Exercise details:
Every entry that follows needs to be repeated exactly.
===== Given information
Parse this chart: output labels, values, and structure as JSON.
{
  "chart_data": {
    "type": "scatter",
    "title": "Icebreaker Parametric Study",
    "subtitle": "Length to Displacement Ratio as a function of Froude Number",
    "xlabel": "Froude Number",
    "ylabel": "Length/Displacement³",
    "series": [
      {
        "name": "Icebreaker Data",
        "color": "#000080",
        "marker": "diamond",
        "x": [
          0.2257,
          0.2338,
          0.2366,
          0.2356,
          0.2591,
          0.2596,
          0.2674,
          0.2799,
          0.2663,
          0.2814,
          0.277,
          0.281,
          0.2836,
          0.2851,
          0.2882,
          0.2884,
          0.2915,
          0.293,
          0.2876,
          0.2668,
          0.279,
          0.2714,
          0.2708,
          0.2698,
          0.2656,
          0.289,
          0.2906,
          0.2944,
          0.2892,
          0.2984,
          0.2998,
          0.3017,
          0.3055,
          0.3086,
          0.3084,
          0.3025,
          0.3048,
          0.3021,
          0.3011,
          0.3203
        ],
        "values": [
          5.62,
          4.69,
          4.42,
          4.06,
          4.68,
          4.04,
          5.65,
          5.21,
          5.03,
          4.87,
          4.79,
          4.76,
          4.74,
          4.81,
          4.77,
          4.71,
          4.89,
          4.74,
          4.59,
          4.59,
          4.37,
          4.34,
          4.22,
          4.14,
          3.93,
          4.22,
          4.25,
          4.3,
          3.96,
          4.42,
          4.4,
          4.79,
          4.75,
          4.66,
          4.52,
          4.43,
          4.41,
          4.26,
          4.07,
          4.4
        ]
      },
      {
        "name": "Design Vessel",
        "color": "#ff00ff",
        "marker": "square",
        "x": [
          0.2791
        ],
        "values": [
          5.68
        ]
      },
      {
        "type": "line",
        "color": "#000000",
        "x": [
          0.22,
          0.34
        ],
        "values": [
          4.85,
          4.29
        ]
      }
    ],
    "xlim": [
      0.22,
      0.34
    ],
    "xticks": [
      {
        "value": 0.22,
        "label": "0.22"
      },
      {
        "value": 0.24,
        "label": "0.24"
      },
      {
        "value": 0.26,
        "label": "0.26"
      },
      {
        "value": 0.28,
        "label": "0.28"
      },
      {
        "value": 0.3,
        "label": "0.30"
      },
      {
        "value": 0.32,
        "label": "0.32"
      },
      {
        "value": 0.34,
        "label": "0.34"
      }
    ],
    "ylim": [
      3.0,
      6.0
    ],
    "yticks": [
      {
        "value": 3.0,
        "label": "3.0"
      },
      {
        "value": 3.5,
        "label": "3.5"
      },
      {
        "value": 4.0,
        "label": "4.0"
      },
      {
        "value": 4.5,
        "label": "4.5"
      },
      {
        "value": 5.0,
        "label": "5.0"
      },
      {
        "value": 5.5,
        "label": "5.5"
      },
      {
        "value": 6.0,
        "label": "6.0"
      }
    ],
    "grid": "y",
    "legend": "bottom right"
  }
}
==========
Answer below:
Parse this chart: output labels, values, and structure as JSON.
{
  "chart_data": {
    "type": "scatter",
    "title": "Icebreaker Parametric Study",
    "subtitle": "Length to Displacement Ratio as a function of Froude Number",
    "xlabel": "Froude Number",
    "ylabel": "Length/Displacement³",
    "series": [
      {
        "name": "Icebreaker Data",
        "color": "#000080",
        "marker": "diamond",
        "x": [
          0.2257,
          0.2338,
          0.2366,
          0.2356,
          0.2591,
          0.2596,
          0.2674,
          0.2799,
          0.2663,
          0.2814,
          0.277,
          0.281,
          0.2836,
          0.2851,
          0.2882,
          0.2884,
          0.2915,
          0.293,
          0.2876,
          0.2668,
          0.279,
          0.2714,
          0.2708,
          0.2698,
          0.2656,
          0.289,
          0.2906,
          0.2944,
          0.2892,
          0.2984,
          0.2998,
          0.3017,
          0.3055,
          0.3086,
          0.3084,
          0.3025,
          0.3048,
          0.3021,
          0.3011,
          0.3203
        ],
        "values": [
          5.62,
          4.69,
          4.42,
          4.06,
          4.68,
          4.04,
          5.65,
          5.21,
          5.03,
          4.87,
          4.79,
          4.76,
          4.74,
          4.81,
          4.77,
          4.71,
          4.89,
          4.74,
          4.59,
          4.59,
          4.37,
          4.34,
          4.22,
          4.14,
          3.93,
          4.22,
          4.25,
          4.3,
          3.96,
          4.42,
          4.4,
          4.79,
          4.75,
          4.66,
          4.52,
          4.43,
          4.41,
          4.26,
          4.07,
          4.4
        ]
      },
      {
        "name": "Design Vessel",
        "color": "#ff00ff",
        "marker": "square",
        "x": [
          0.2791
        ],
        "values": [
          5.68
        ]
      },
      {
        "type": "line",
        "color": "#000000",
        "x": [
          0.22,
          0.34
        ],
        "values": [
          4.85,
          4.29
        ]
      }
    ],
    "xlim": [
      0.22,
      0.34
    ],
    "xticks": [
      {
        "value": 0.22,
        "label": "0.22"
      },
      {
        "value": 0.24,
        "label": "0.24"
      },
      {
        "value": 0.26,
        "label": "0.26"
      },
      {
        "value": 0.28,
        "label": "0.28"
      },
      {
        "value": 0.3,
        "label": "0.30"
      },
      {
        "value": 0.32,
        "label": "0.32"
      },
      {
        "value": 0.34,
        "label": "0.34"
      }
    ],
    "ylim": [
      3.0,
      6.0
    ],
    "yticks": [
      {
        "value": 3.0,
        "label": "3.0"
      },
      {
        "value": 3.5,
        "label": "3.5"
      },
      {
        "value": 4.0,
        "label": "4.0"
      },
      {
        "value": 4.5,
        "label": "4.5"
      },
      {
        "value": 5.0,
        "label": "5.0"
      },
      {
        "value": 5.5,
        "label": "5.5"
      },
      {
        "value": 6.0,
        "label": "6.0"
      }
    ],
    "grid": "y",
    "legend": "bottom right"
  }
}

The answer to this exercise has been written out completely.